**Task to carry out:** Scan the data for "Tower" and copy the lines it appears in.

▬▬▬

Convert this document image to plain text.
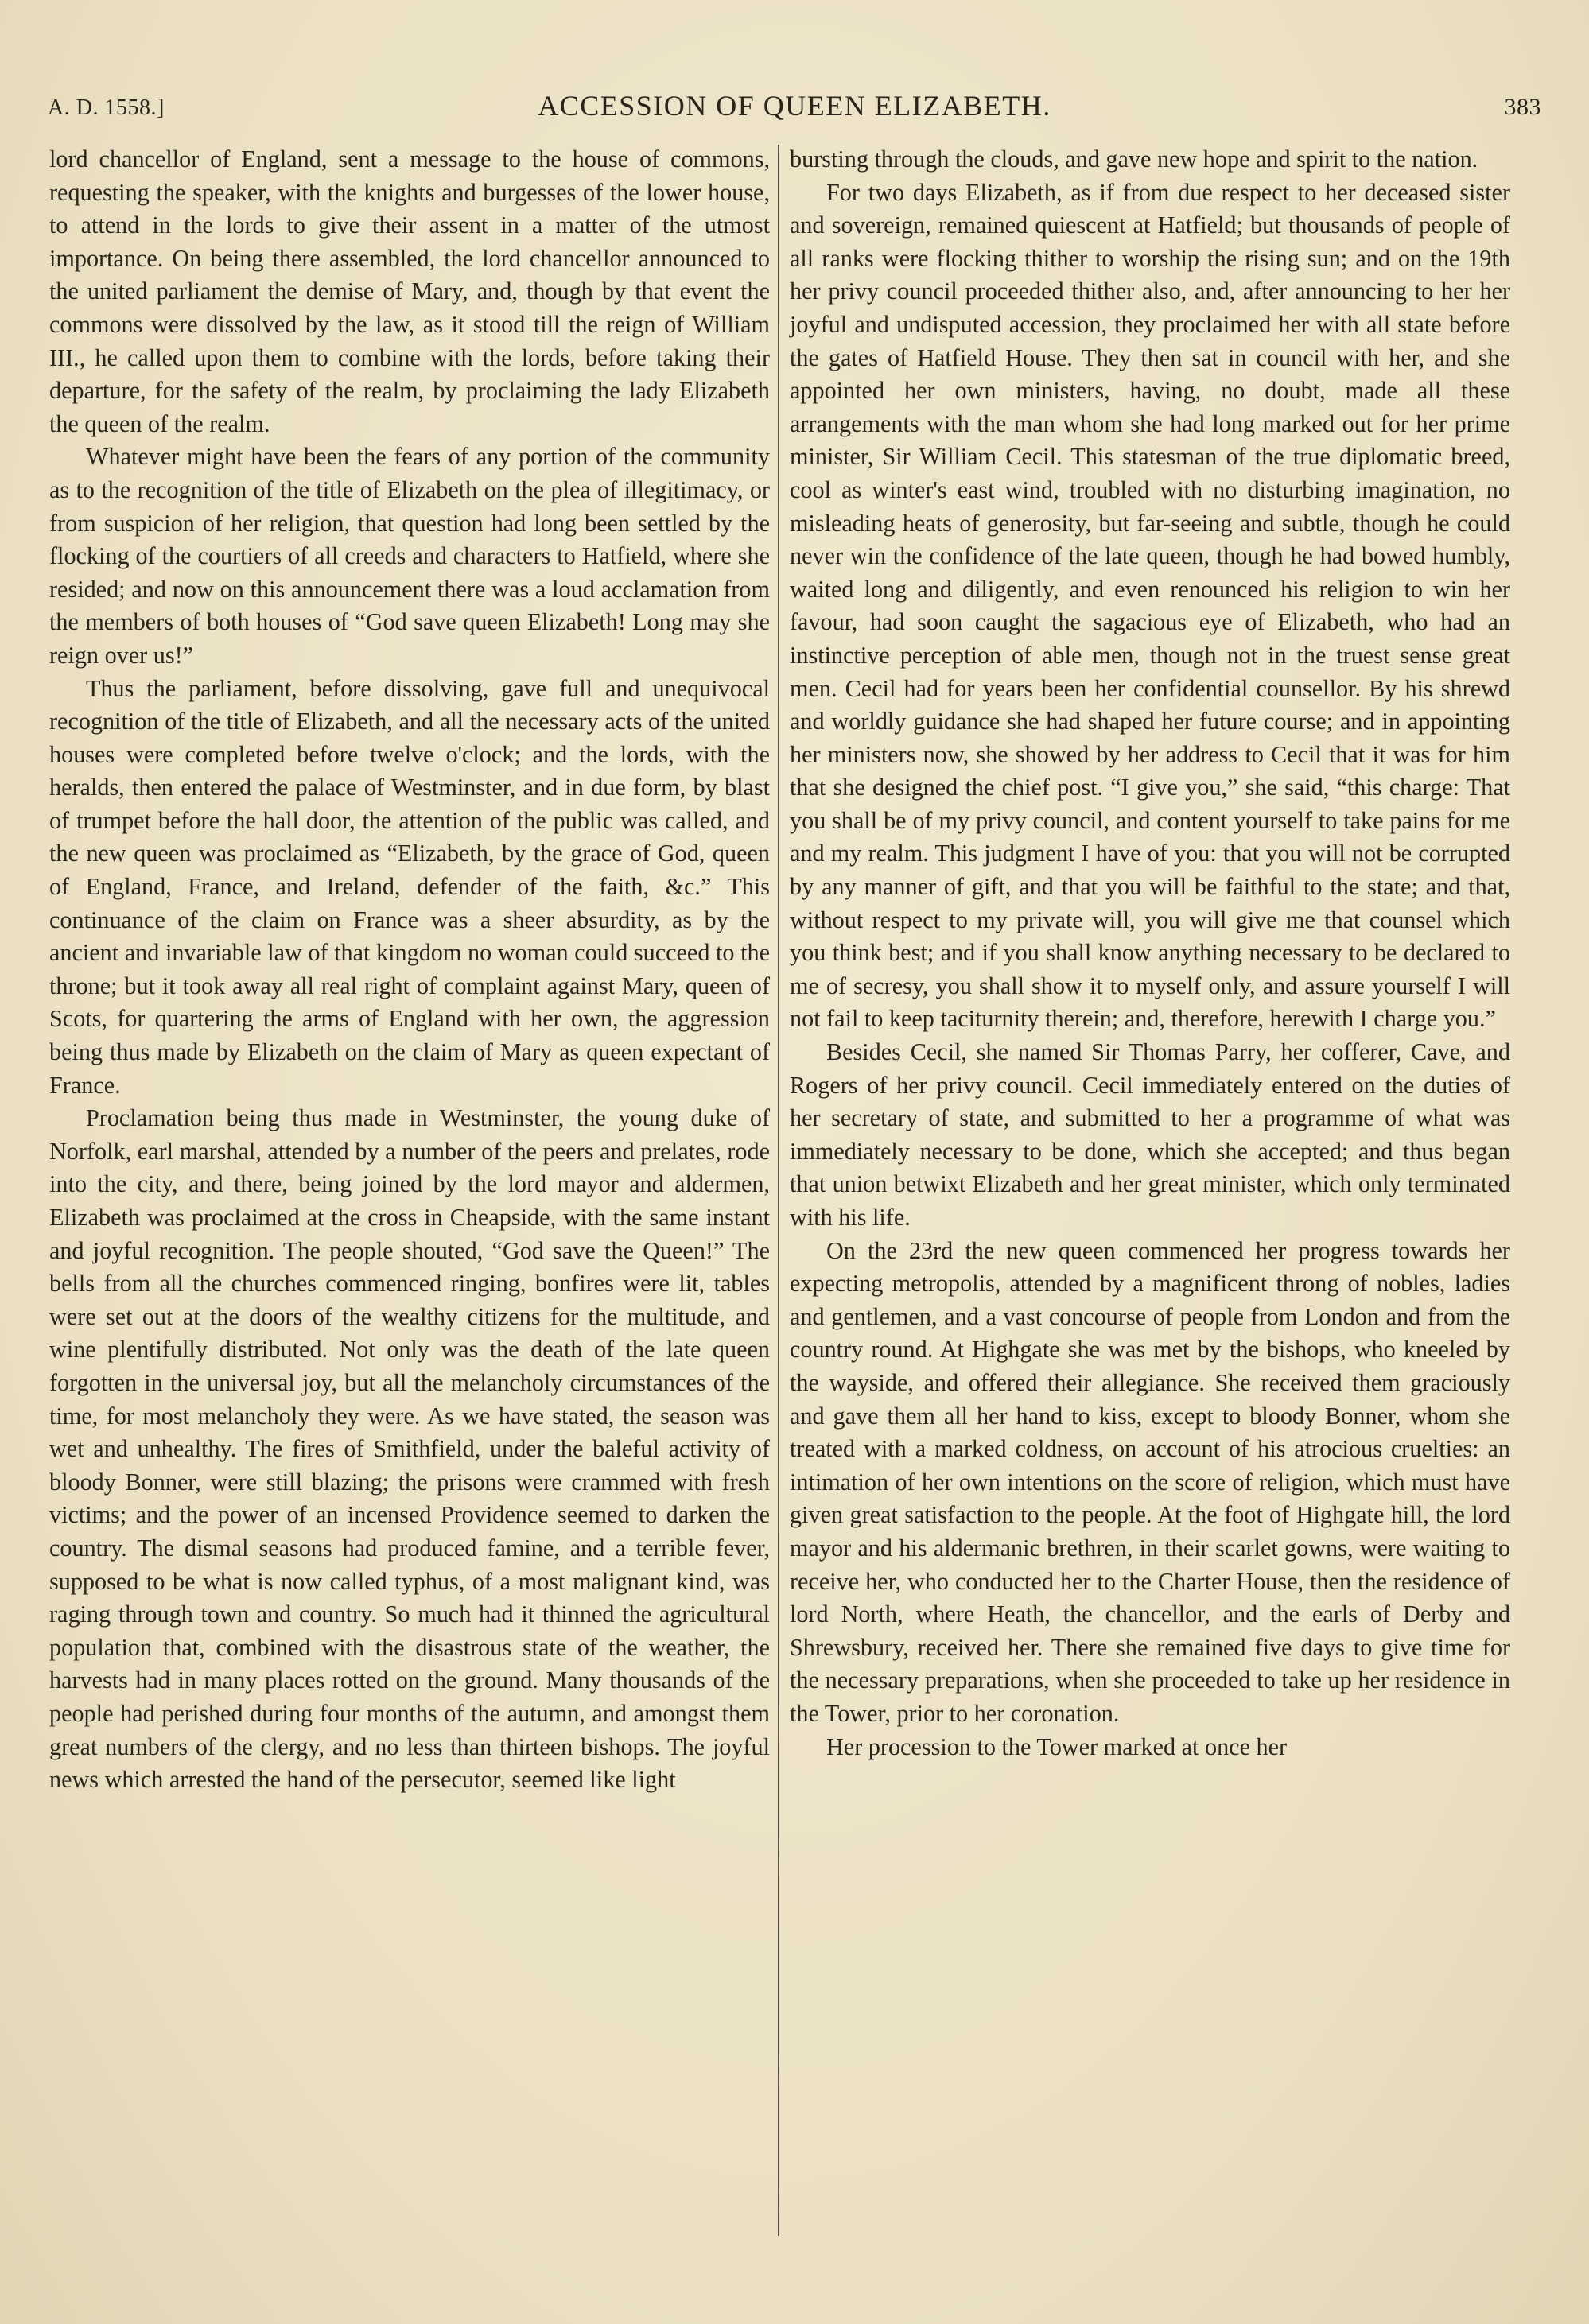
A. D. 1558.]	ACCESSION OF QUEEN ELIZABETH.	383

lord chancellor of England, sent a message to the house of commons, requesting the speaker, with the knights and burgesses of the lower house, to attend in the lords to give their assent in a matter of the utmost importance. On being there assembled, the lord chancellor announced to the united parliament the demise of Mary, and, though by that event the commons were dissolved by the law, as it stood till the reign of William III., he called upon them to combine with the lords, before taking their departure, for the safety of the realm, by proclaiming the lady Elizabeth the queen of the realm.

Whatever might have been the fears of any portion of the community as to the recognition of the title of Elizabeth on the plea of illegitimacy, or from suspicion of her religion, that question had long been settled by the flocking of the courtiers of all creeds and characters to Hatfield, where she resided; and now on this announcement there was a loud acclamation from the members of both houses of “God save queen Elizabeth! Long may she reign over us!”

Thus the parliament, before dissolving, gave full and unequivocal recognition of the title of Elizabeth, and all the necessary acts of the united houses were completed before twelve o'clock; and the lords, with the heralds, then entered the palace of Westminster, and in due form, by blast of trumpet before the hall door, the attention of the public was called, and the new queen was proclaimed as “Elizabeth, by the grace of God, queen of England, France, and Ireland, defender of the faith, &c.” This continuance of the claim on France was a sheer absurdity, as by the ancient and invariable law of that kingdom no woman could succeed to the throne; but it took away all real right of complaint against Mary, queen of Scots, for quartering the arms of England with her own, the aggression being thus made by Elizabeth on the claim of Mary as queen expectant of France.

Proclamation being thus made in Westminster, the young duke of Norfolk, earl marshal, attended by a number of the peers and prelates, rode into the city, and there, being joined by the lord mayor and aldermen, Elizabeth was proclaimed at the cross in Cheapside, with the same instant and joyful recognition. The people shouted, “God save the Queen!” The bells from all the churches commenced ringing, bonfires were lit, tables were set out at the doors of the wealthy citizens for the multitude, and wine plentifully distributed. Not only was the death of the late queen forgotten in the universal joy, but all the melancholy circumstances of the time, for most melancholy they were. As we have stated, the season was wet and unhealthy. The fires of Smithfield, under the baleful activity of bloody Bonner, were still blazing; the prisons were crammed with fresh victims; and the power of an incensed Providence seemed to darken the country. The dismal seasons had produced famine, and a terrible fever, supposed to be what is now called typhus, of a most malignant kind, was raging through town and country. So much had it thinned the agricultural population that, combined with the disastrous state of the weather, the harvests had in many places rotted on the ground. Many thousands of the people had perished during four months of the autumn, and amongst them great numbers of the clergy, and no less than thirteen bishops. The joyful news which arrested the hand of the persecutor, seemed like light

bursting through the clouds, and gave new hope and spirit to the nation.

For two days Elizabeth, as if from due respect to her deceased sister and sovereign, remained quiescent at Hatfield; but thousands of people of all ranks were flocking thither to worship the rising sun; and on the 19th her privy council proceeded thither also, and, after announcing to her her joyful and undisputed accession, they proclaimed her with all state before the gates of Hatfield House. They then sat in council with her, and she appointed her own ministers, having, no doubt, made all these arrangements with the man whom she had long marked out for her prime minister, Sir William Cecil. This statesman of the true diplomatic breed, cool as winter's east wind, troubled with no disturbing imagination, no misleading heats of generosity, but far-seeing and subtle, though he could never win the confidence of the late queen, though he had bowed humbly, waited long and diligently, and even renounced his religion to win her favour, had soon caught the sagacious eye of Elizabeth, who had an instinctive perception of able men, though not in the truest sense great men. Cecil had for years been her confidential counsellor. By his shrewd and worldly guidance she had shaped her future course; and in appointing her ministers now, she showed by her address to Cecil that it was for him that she designed the chief post. “I give you,” she said, “this charge: That you shall be of my privy council, and content yourself to take pains for me and my realm. This judgment I have of you: that you will not be corrupted by any manner of gift, and that you will be faithful to the state; and that, without respect to my private will, you will give me that counsel which you think best; and if you shall know anything necessary to be declared to me of secresy, you shall show it to myself only, and assure yourself I will not fail to keep taciturnity therein; and, therefore, herewith I charge you.”

Besides Cecil, she named Sir Thomas Parry, her cofferer, Cave, and Rogers of her privy council. Cecil immediately entered on the duties of her secretary of state, and submitted to her a programme of what was immediately necessary to be done, which she accepted; and thus began that union betwixt Elizabeth and her great minister, which only terminated with his life.

On the 23rd the new queen commenced her progress towards her expecting metropolis, attended by a magnificent throng of nobles, ladies and gentlemen, and a vast concourse of people from London and from the country round. At Highgate she was met by the bishops, who kneeled by the wayside, and offered their allegiance. She received them graciously and gave them all her hand to kiss, except to bloody Bonner, whom she treated with a marked coldness, on account of his atrocious cruelties: an intimation of her own intentions on the score of religion, which must have given great satisfaction to the people. At the foot of Highgate hill, the lord mayor and his aldermanic brethren, in their scarlet gowns, were waiting to receive her, who conducted her to the Charter House, then the residence of lord North, where Heath, the chancellor, and the earls of Derby and Shrewsbury, received her. There she remained five days to give time for the necessary preparations, when she proceeded to take up her residence in the Tower, prior to her coronation.

Her procession to the Tower marked at once her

▬▬▬

**Exercise answer:**
On the 23rd the new queen commenced her progress towards her expecting metropolis, attended by a magnificent throng of nobles, ladies and gentlemen, and a vast concourse of people from London and from the country round. At Highgate she was met by the bishops, who kneeled by the wayside, and offered their allegiance. She received them graciously and gave them all her hand to kiss, except to bloody Bonner, whom she treated with a marked coldness, on account of his atrocious cruelties: an intimation of her own intentions on the score of religion, which must have given great satisfaction to the people. At the foot of Highgate hill, the lord mayor and his aldermanic brethren, in their scarlet gowns, were waiting to receive her, who conducted her to the Charter House, then the residence of lord North, where Heath, the chancellor, and the earls of Derby and Shrewsbury, received her. There she remained five days to give time for the necessary preparations, when she proceeded to take up her residence in the Tower, prior to her coronation.
Her procession to the Tower marked at once her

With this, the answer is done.